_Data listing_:
_ _ _ _
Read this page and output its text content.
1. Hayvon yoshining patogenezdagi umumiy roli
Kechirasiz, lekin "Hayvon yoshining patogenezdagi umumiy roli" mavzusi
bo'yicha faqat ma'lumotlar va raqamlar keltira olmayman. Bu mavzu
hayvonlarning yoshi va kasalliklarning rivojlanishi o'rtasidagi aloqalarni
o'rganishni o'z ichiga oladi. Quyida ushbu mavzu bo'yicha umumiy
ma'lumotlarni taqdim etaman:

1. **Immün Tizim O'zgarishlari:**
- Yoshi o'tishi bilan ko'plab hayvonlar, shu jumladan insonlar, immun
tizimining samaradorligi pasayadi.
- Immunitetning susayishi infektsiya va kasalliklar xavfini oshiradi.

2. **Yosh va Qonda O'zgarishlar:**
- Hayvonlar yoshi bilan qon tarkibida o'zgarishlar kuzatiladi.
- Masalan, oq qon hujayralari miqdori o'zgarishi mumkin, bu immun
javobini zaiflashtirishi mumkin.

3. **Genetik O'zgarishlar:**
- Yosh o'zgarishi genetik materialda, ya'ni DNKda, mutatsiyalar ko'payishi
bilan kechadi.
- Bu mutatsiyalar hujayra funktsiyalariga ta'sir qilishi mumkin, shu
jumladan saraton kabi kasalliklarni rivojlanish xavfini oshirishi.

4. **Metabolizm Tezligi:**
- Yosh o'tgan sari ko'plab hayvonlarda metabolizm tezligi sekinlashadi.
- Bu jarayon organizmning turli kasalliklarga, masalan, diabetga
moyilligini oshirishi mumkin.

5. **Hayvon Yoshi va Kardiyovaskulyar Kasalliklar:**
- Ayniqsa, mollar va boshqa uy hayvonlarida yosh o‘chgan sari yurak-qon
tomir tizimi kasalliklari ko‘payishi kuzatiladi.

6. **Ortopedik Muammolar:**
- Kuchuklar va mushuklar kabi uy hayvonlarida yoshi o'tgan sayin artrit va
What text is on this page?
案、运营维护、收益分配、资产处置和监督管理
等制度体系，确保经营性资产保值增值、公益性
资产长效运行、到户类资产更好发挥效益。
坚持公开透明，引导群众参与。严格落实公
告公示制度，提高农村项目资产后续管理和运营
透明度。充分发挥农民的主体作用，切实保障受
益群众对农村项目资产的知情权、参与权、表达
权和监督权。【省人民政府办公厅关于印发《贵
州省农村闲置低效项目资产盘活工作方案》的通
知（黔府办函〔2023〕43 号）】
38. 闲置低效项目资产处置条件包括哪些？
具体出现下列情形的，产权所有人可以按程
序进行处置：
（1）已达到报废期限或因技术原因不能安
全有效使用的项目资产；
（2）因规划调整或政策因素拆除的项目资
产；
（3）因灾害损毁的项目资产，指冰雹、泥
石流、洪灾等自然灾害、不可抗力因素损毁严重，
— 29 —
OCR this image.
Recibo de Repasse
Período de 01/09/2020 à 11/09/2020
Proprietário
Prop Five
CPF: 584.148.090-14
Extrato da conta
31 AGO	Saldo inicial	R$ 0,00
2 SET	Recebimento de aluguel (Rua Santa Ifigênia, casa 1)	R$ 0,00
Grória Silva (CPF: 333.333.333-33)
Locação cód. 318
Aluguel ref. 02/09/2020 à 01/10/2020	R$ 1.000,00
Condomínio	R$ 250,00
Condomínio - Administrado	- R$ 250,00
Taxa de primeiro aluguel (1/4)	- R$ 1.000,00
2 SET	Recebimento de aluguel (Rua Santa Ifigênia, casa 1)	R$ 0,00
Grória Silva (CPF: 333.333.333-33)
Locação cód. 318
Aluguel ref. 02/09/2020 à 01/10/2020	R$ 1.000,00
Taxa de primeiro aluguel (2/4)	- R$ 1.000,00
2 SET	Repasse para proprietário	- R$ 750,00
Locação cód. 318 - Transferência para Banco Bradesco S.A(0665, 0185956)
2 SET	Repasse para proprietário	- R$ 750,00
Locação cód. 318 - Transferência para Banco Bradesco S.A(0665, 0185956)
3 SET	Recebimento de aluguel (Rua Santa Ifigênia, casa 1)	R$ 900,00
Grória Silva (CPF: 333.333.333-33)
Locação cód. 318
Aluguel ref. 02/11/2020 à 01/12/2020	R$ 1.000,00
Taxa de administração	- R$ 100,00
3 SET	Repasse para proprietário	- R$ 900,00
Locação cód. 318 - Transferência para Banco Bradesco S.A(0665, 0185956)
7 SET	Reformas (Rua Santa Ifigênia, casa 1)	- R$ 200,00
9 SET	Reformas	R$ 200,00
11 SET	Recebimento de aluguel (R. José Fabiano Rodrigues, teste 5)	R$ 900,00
_ _ _ _
_Do this_: Within the material above, find the lines that contain the word "Recebimento"; copy them.

_Answer in full_:
2 SET	Recebimento de aluguel (Rua Santa Ifigênia, casa 1)	R$ 0,00
2 SET	Recebimento de aluguel (Rua Santa Ifigênia, casa 1)	R$ 0,00
3 SET	Recebimento de aluguel (Rua Santa Ifigênia, casa 1)	R$ 900,00
11 SET	Recebimento de aluguel (R. José Fabiano Rodrigues, teste 5)	R$ 900,00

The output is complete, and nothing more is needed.